WRITTEN PROBLEM >> Spot each line that carries the word "ylabel"; copy those lines.

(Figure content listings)
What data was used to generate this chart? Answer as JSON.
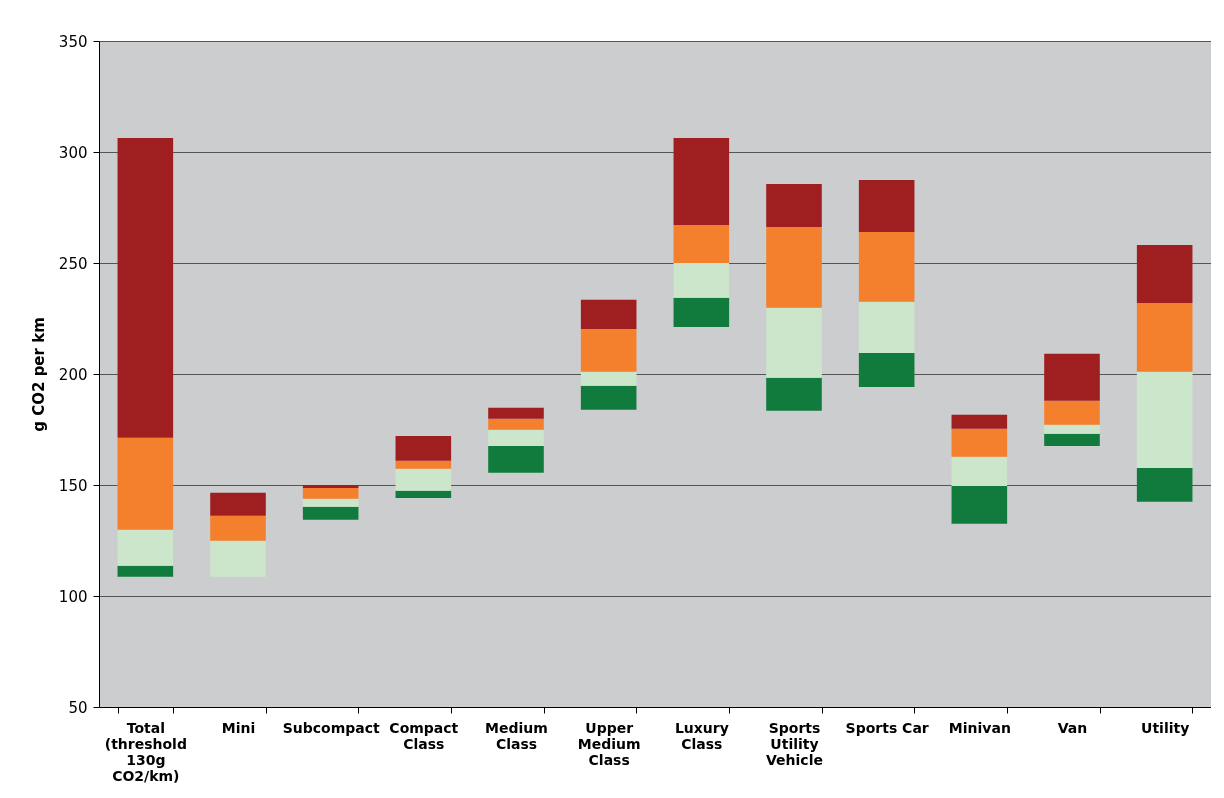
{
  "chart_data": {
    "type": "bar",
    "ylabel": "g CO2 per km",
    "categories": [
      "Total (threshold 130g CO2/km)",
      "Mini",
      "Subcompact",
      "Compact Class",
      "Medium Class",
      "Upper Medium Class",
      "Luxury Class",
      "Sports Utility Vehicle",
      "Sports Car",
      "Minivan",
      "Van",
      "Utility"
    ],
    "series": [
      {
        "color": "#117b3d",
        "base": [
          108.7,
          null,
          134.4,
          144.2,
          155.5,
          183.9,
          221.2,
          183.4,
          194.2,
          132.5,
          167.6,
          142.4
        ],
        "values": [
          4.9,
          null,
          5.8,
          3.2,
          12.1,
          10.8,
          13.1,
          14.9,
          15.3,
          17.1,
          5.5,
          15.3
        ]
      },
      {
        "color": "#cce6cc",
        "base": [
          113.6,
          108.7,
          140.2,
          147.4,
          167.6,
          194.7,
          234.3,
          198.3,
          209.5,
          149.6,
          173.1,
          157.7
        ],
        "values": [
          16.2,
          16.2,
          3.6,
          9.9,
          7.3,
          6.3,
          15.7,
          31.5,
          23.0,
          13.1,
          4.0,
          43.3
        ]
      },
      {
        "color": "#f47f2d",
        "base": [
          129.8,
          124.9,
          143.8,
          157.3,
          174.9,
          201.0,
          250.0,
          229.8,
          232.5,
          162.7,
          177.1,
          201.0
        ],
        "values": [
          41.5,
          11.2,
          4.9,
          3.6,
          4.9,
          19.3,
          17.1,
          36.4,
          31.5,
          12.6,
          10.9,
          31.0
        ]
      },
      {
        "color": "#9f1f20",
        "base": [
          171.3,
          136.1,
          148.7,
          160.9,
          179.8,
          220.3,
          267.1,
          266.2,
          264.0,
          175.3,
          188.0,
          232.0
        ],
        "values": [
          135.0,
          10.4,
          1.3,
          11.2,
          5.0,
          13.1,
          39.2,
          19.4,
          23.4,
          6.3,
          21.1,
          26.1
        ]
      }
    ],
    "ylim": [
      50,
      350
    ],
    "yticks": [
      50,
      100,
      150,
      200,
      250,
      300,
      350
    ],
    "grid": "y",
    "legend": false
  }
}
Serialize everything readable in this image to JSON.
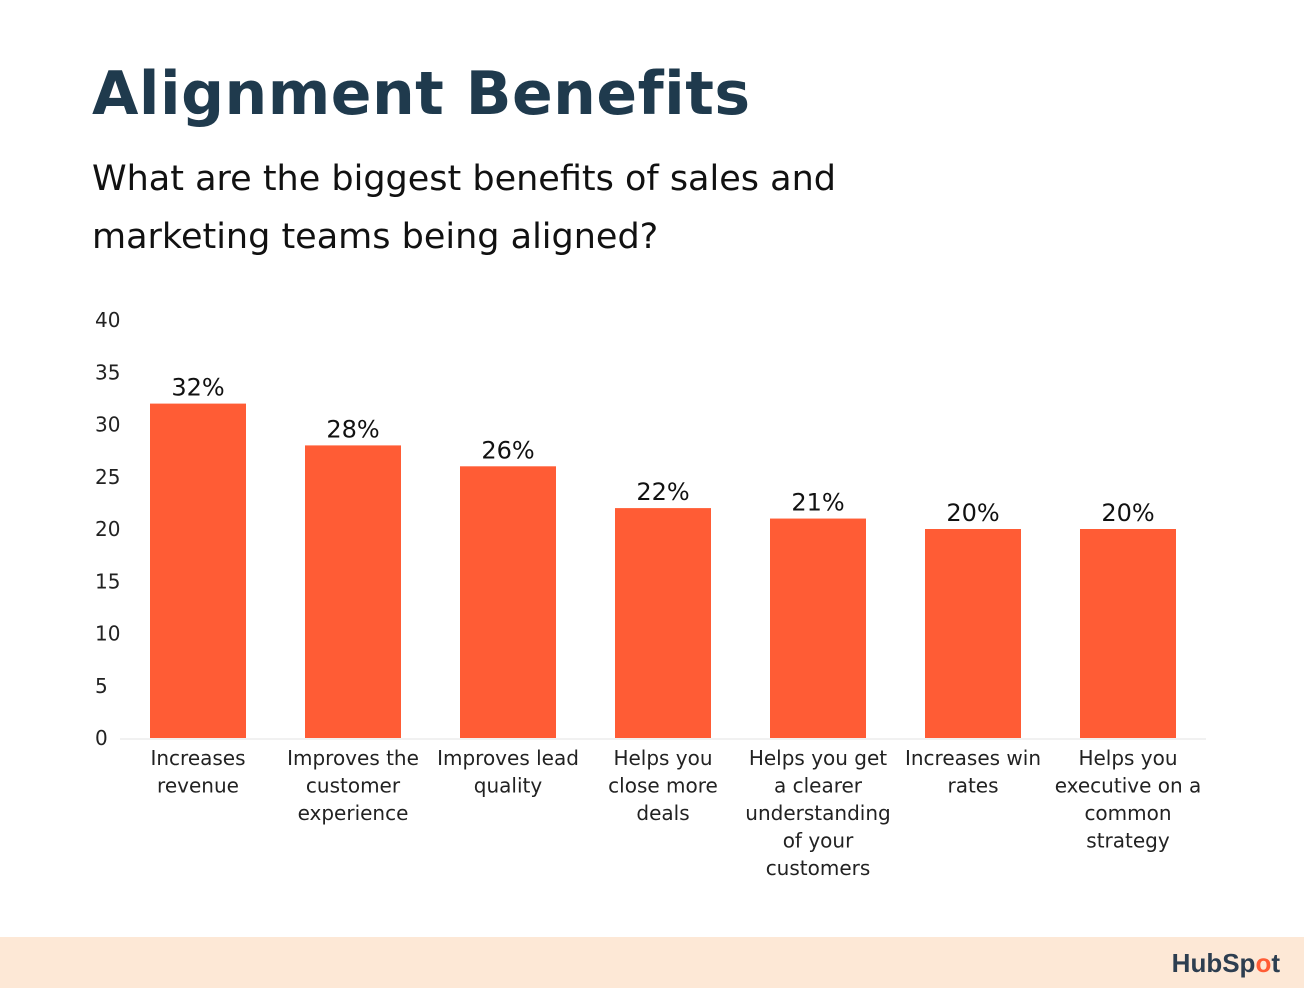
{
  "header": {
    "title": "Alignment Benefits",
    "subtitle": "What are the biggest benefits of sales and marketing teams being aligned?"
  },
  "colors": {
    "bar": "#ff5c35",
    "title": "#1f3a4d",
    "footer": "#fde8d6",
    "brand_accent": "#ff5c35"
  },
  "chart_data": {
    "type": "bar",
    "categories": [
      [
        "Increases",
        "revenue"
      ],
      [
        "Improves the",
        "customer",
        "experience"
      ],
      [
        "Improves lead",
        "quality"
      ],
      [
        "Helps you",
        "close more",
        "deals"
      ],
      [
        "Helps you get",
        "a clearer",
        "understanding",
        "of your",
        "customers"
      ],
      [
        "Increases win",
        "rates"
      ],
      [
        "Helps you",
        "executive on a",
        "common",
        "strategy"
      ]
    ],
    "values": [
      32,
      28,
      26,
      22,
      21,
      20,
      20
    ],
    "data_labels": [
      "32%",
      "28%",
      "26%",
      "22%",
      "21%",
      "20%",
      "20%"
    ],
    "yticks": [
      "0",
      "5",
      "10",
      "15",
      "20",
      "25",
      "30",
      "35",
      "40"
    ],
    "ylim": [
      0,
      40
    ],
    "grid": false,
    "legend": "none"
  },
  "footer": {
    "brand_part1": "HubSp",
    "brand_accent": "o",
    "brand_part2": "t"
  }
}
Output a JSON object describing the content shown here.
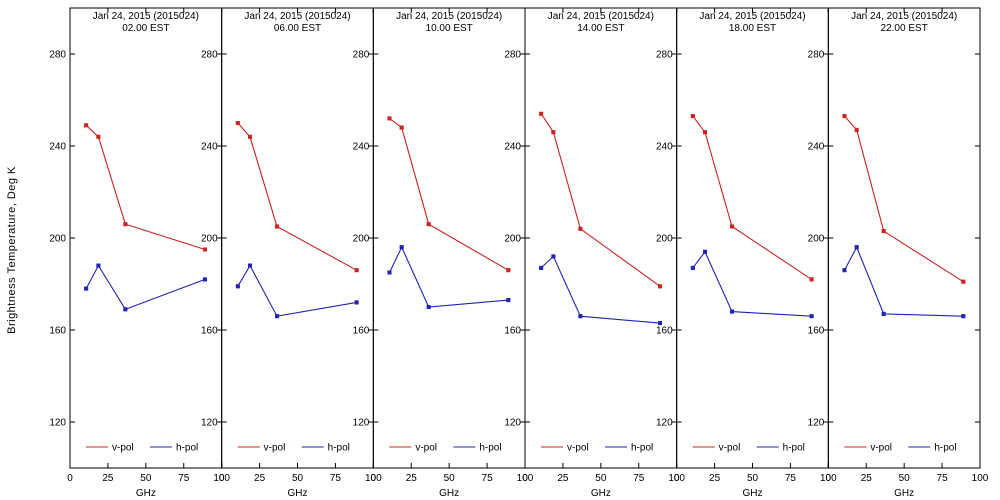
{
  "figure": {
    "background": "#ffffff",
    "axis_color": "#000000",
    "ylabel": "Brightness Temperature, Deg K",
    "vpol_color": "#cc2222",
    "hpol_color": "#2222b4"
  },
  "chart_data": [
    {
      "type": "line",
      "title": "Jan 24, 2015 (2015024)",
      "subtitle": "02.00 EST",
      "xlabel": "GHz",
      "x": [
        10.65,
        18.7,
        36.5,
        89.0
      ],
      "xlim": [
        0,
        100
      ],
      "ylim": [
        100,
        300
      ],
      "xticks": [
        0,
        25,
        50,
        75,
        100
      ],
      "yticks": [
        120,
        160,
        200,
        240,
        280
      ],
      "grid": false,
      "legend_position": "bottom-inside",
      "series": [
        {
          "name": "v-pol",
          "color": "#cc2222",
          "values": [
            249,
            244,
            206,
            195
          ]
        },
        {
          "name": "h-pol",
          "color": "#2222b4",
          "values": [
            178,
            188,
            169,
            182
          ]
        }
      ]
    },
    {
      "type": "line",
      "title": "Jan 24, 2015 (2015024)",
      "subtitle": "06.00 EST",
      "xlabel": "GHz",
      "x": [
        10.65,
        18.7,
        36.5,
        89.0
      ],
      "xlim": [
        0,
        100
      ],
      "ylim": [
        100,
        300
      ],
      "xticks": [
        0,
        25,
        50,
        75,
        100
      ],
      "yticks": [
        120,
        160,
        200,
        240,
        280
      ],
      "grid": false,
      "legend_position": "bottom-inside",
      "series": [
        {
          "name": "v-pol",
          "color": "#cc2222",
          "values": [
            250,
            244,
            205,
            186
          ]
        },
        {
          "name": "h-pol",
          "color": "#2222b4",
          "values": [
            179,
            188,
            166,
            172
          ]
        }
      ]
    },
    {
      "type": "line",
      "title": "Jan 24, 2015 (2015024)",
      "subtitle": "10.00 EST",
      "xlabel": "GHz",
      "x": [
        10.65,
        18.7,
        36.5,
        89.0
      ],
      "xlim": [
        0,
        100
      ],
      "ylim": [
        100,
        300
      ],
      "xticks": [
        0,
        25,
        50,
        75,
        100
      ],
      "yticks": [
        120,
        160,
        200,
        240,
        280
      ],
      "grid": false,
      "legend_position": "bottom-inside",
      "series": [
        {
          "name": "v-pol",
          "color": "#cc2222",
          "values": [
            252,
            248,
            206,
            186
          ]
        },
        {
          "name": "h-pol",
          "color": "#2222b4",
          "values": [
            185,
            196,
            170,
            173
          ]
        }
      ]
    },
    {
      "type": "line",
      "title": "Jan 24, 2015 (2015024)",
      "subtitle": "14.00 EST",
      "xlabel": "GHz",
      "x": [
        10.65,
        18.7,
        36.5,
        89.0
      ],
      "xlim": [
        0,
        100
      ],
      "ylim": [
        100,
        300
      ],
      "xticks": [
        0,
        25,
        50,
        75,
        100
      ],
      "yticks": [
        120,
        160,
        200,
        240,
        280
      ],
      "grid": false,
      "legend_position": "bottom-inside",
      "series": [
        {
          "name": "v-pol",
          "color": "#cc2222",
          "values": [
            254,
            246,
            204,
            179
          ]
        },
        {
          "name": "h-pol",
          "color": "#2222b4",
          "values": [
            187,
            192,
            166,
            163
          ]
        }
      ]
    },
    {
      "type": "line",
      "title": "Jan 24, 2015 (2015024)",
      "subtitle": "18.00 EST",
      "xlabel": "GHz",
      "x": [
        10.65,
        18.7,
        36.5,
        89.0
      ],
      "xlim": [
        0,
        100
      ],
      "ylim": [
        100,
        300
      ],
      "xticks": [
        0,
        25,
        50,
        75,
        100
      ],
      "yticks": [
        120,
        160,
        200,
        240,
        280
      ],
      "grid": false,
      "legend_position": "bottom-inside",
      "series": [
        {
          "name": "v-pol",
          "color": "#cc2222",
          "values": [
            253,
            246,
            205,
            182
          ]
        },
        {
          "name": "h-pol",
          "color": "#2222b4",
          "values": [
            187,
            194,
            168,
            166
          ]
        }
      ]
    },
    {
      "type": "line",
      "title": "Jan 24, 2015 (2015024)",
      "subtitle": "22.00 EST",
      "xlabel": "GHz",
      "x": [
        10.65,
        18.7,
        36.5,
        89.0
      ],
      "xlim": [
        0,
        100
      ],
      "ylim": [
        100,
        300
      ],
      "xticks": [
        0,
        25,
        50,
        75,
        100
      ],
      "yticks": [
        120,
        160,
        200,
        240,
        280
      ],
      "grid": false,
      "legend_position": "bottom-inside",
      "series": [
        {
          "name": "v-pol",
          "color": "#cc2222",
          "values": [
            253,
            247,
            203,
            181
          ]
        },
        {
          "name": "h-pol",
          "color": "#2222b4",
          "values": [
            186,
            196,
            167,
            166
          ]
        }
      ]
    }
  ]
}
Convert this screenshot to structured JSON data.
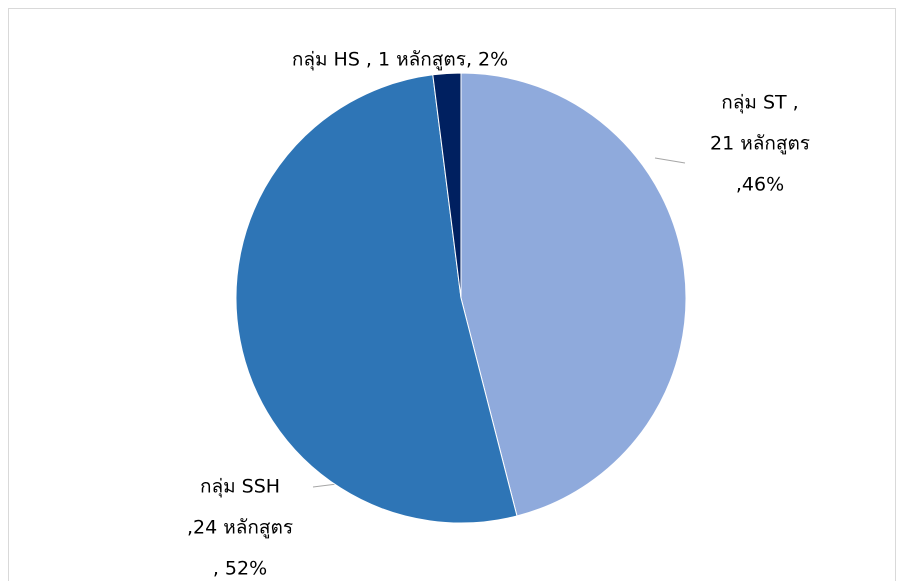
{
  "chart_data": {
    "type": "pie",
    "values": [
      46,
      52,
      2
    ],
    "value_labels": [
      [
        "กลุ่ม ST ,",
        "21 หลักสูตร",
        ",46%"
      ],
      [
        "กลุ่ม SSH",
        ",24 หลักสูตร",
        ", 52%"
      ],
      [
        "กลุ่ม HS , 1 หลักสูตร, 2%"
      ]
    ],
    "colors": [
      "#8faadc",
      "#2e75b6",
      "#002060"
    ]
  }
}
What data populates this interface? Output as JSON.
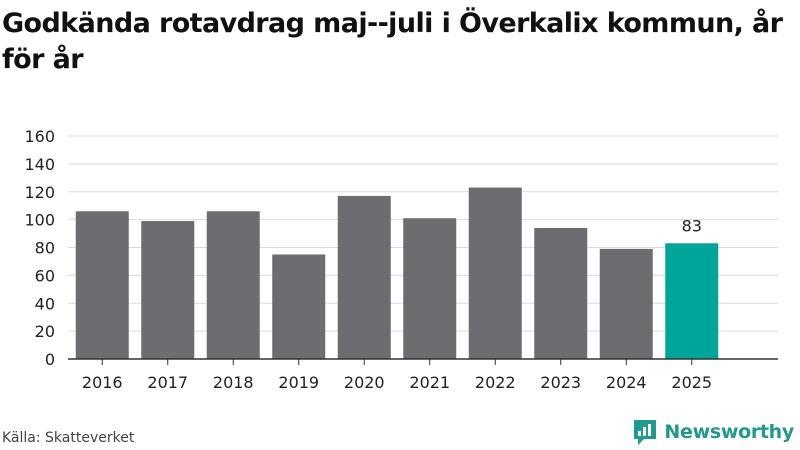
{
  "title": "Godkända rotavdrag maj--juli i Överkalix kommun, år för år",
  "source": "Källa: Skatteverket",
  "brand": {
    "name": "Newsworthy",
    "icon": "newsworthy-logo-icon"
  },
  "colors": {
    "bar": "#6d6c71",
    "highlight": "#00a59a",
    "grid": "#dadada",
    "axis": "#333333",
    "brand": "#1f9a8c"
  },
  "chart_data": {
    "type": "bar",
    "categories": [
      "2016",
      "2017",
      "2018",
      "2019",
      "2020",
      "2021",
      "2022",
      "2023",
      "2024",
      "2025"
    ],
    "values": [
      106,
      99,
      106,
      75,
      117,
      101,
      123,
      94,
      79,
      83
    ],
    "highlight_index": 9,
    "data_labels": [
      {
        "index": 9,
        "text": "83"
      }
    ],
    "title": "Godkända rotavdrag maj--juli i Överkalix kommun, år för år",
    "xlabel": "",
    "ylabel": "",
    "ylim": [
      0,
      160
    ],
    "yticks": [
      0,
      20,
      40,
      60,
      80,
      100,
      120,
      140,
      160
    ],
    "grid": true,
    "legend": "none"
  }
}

RESULT OF THIS TASK >>
    "ylabel": "g CO2 per km",
    "ylabel": "Brightness Temperature, Deg K",
    "ylabel": "",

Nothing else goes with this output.